Wednesday, October 19, 2016

Ed Wood Wednesdays: The 'Glen Or Glenda' Odyssey, Part One by Greg Dziawer

These posters weren't exactly subtle about what inspired Ed's movie.

"A lady is a lady, whatever the case may be."
-Dr. Alton (Timothy Farrell) in Glen Or Glenda

Christine Jorgensen holds the Daily News.
Born just a year and half after Ed Wood, only in the Bronx instead of Poughkeepsie, George Williamson Jorgensen likewise enlisted in the military in his late teens, having been drafted shortly after graduating high school in 1945. By 1946, both discharged, Ed began pursuing the creative life while George began pursuing Christine.

Finally, after knocking around Hollywood for a half dozen years, Ed landed his big break. A feature. And even better, impossibly, a feature about a subject through which he could Trojan Horse his own story, a plea for transvestism. We all know that's Glen or Glenda, but the rapid-fire sequence of events in getting the film to market is worth mentioning. It's even worth opening a new Odyssey, and sharing a key document that, already in early 1953, months before Glen or Glenda was even released, reveals Ed's awareness as Outside Artist.

"EX-GI BECOMES BLONDE BEAUTY": That Daily News headline from December 1, 1952 started it all, launching Christine Jorgensen into the staid 1950s, where she remained celebrated and, owing to her class and wit, rarely derided. Her return to the United States from Sweden, landing at Idlewild Airport (now JFK) in Queens—the busiest international air passenger gateway in the US at the time—was the largest press gathering to date. She was, for a spell, arguably the most famous woman in the world.

**ITEMS**
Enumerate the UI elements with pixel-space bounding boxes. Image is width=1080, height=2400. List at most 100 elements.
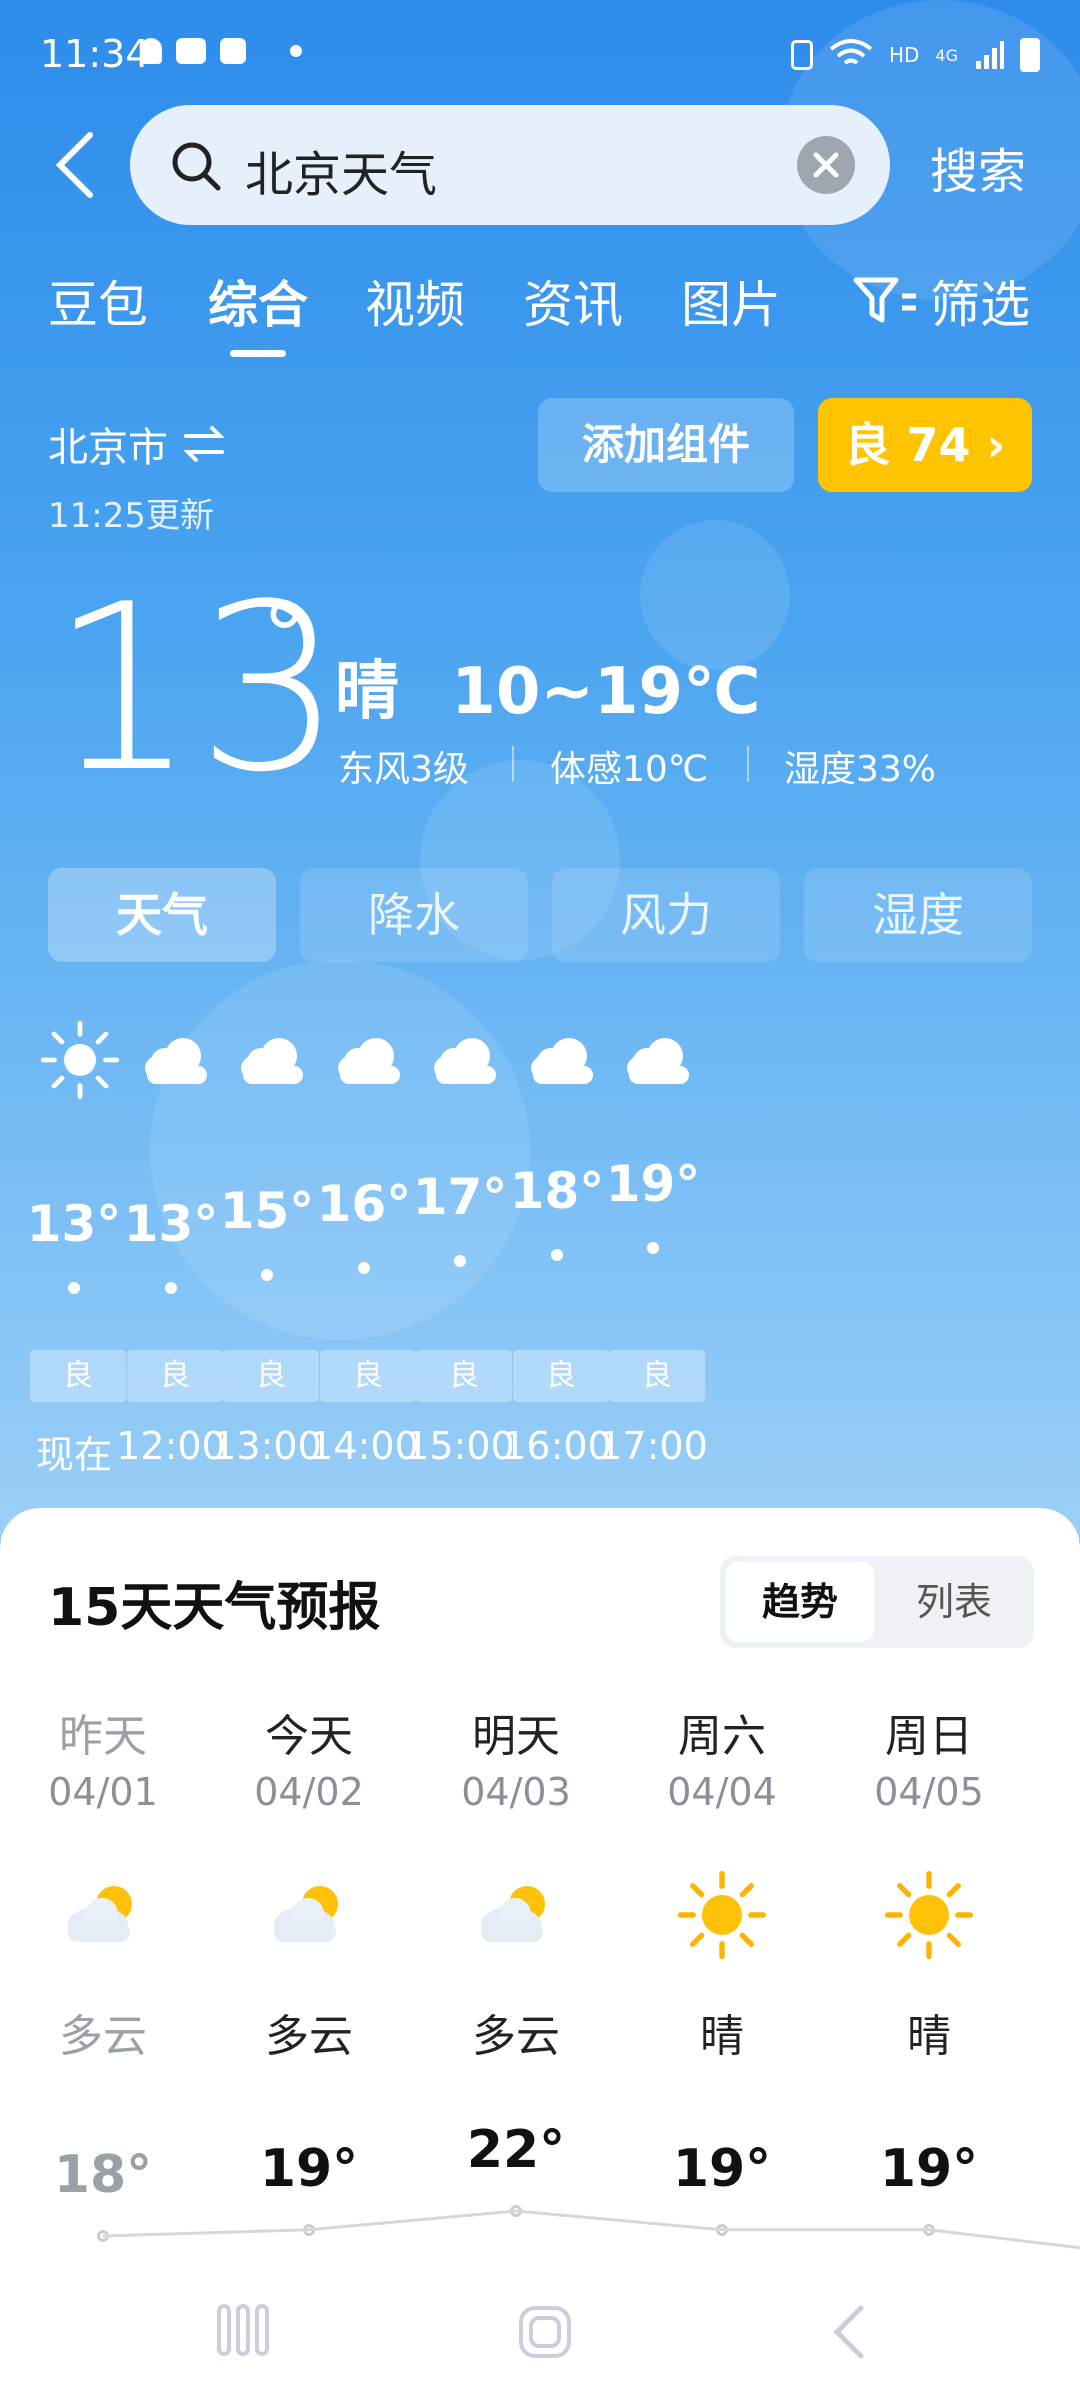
temp-point [261,1268,273,1281]
day-name: 周六 [678,1711,766,1762]
signal-icon [976,41,1004,69]
temp-point [716,2223,728,2236]
humidity: 湿度33% [784,749,937,790]
sun-icon [677,1870,767,1960]
aqi-badge[interactable]: 良 74 › [818,398,1032,492]
search-icon [172,142,221,191]
tab-doubao[interactable]: 豆包 [48,265,148,337]
tab-weather[interactable]: 天气 [48,868,276,962]
filter-icon [853,277,916,323]
degree-symbol: ° [262,584,307,689]
navigation-bar [0,2280,1080,2400]
back-nav-icon[interactable] [825,2302,875,2362]
wind-info: 东风3级 [338,749,469,790]
hourly-time: 17:00 [598,1424,708,1468]
swap-icon [183,426,225,462]
current-condition: 晴 10~19℃ [335,640,761,732]
temp-point [68,1282,80,1294]
day-condition: 多云 [265,2011,353,2062]
search-button[interactable]: 搜索 [930,132,1026,202]
forecast-title: 15天天气预报 [48,1578,381,1638]
divider [512,746,514,782]
chevron-right-icon: › [986,418,1006,472]
day-date: 04/04 [667,1770,777,1814]
day-date: 04/03 [461,1770,571,1814]
temp-point [358,1262,370,1274]
day-high-temp: 19° [259,2138,359,2199]
day-date: 04/02 [254,1770,364,1814]
search-input[interactable]: 北京天气 [245,135,437,205]
wifi-icon [829,39,873,65]
clear-icon[interactable] [796,135,856,195]
hourly-aqi-badge: 良 [609,1350,705,1402]
tab-news[interactable]: 资讯 [523,265,623,337]
update-time: 11:25更新 [48,496,214,536]
day-condition: 晴 [700,2011,744,2062]
temp-point [303,2223,315,2236]
status-right-icons: HD 4G [790,38,1040,72]
battery-saver-icon [790,40,813,70]
hd-indicator: HD [888,43,920,67]
divider [747,746,749,782]
temp-point [551,1248,563,1261]
partly-cloudy-icon [481,1886,545,1942]
dot-icon [290,45,302,57]
tab-general[interactable]: 综合 [208,265,308,337]
day-name: 今天 [265,1711,353,1762]
temp-point [647,1242,659,1254]
day-name: 昨天 [59,1711,147,1762]
tab-video[interactable]: 视频 [365,265,465,337]
status-left-icons [140,38,302,64]
day-high-temp: 22° [466,2120,566,2180]
day-high-temp: 18° [53,2145,153,2205]
tab-images[interactable]: 图片 [681,265,781,337]
notification-icon [140,38,162,64]
day-condition: 晴 [907,2011,951,2062]
temp-point [510,2205,522,2217]
temp-point [165,1282,177,1294]
hourly-temp: 19° [605,1155,701,1213]
view-toggle: 趋势 列表 [720,1556,1034,1648]
status-time: 11:34 [40,32,150,76]
back-icon[interactable] [50,130,100,200]
aqi-label: 良 74 [844,418,971,472]
battery-icon [1020,38,1040,72]
day-date: 04/01 [48,1770,158,1814]
add-widget-button[interactable]: 添加组件 [538,398,794,492]
temperature-range: 10~19℃ [451,655,761,729]
cloud-icon [627,1038,689,1084]
active-tab-indicator [230,350,286,357]
list-toggle[interactable]: 列表 [880,1562,1028,1642]
status-bar: 11:34 HD 4G [0,0,1080,110]
filter-button[interactable]: 筛选 [850,265,1030,337]
day-name: 周日 [885,1711,973,1762]
city-selector[interactable]: 北京市 [48,415,226,473]
tab-humidity[interactable]: 湿度 [804,868,1032,962]
signal-4g-indicator: 4G [935,45,958,65]
tab-wind[interactable]: 风力 [552,868,780,962]
temp-point [454,1255,466,1268]
temp-point [923,2223,935,2236]
partly-cloudy-icon [68,1886,132,1942]
day-condition: 多云 [472,2011,560,2062]
day-high-temp: 19° [672,2138,772,2199]
temp-point [97,2230,109,2242]
day-high-temp: 19° [879,2138,979,2199]
trend-toggle[interactable]: 趋势 [726,1562,874,1642]
voicemail-icon [176,38,206,64]
condition-text: 晴 [335,655,399,729]
day-condition: 多云 [59,2011,147,2062]
partly-cloudy-icon [274,1886,338,1942]
day-date: 04/05 [874,1770,984,1814]
app-icon [220,38,246,64]
city-name: 北京市 [48,425,168,471]
recents-icon[interactable] [215,2302,271,2358]
hourly-item[interactable]: 19° 良 17:00 [579,1020,727,1500]
feels-like: 体感10℃ [550,749,709,790]
search-bar[interactable] [130,105,890,225]
day-name: 明天 [472,1711,560,1762]
filter-label: 筛选 [930,276,1030,334]
tab-precipitation[interactable]: 降水 [300,868,528,962]
category-tabs: 豆包 综合 视频 资讯 图片 筛选 [0,265,1080,345]
home-icon[interactable] [515,2302,575,2362]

**TASKS TO PERFORM**
(a) Retype this passage from the Glen or Glenda article, starting at "Christine Jorgensen holds" and ending at "began pursuing Christine.".
(b) Continue the Glen or Glenda article from the point where it stops.

**EXERCISE ANSWERS**
(a)
Christine Jorgensen holds the Daily News.
Born just a year and half after Ed Wood, only in the Bronx instead of Poughkeepsie, George Williamson Jorgensen likewise enlisted in the military in his late teens, having been drafted shortly after graduating high school in 1945. By 1946, both discharged, Ed began pursuing the creative life while George began pursuing Christine.

(b)
Beating just about everyone to the punch, low-budget exploitation film producer George Weiss hired a hungry young Ed Wood to write and direct Glen or Glenda, a film intended to cash in on the Christine Jorgensen case, in early 1953. Although Wood veered far from the nominal source, he turned the assignment quickly, which was all that mattered. Inside of a week from the time that Christine landed in the States, this newspaper article credited to UPI correspondent Aline Mosby was already in syndication. The following clipping originally appeared in the February 19, 1953 edition of the Daily Herald in Provo, Utah.

"A sort of Orson Welles of low-budget pictures."

As much as I'd like to comment
...on this unbelievably early tie of Ed to Orson Welles, as kindred maverick artists by implication, as well as this early recognition of Welles' ultimate place in film history
...on the "tiny studio"
...on Ed and Martha Graham
I'll try to stop and let it speak for itself. Weiss clearly managed quick placement of a promotional piece, the content clearly provided almost if not entirely by Ed. It makes it his first (perhaps only) nationally syndicated newspaper interview.

By April, Glen or Glenda premiered across drive-ins and hardtop fleapits, adopting different titles for different regions. It continued playing these venues for a full decade.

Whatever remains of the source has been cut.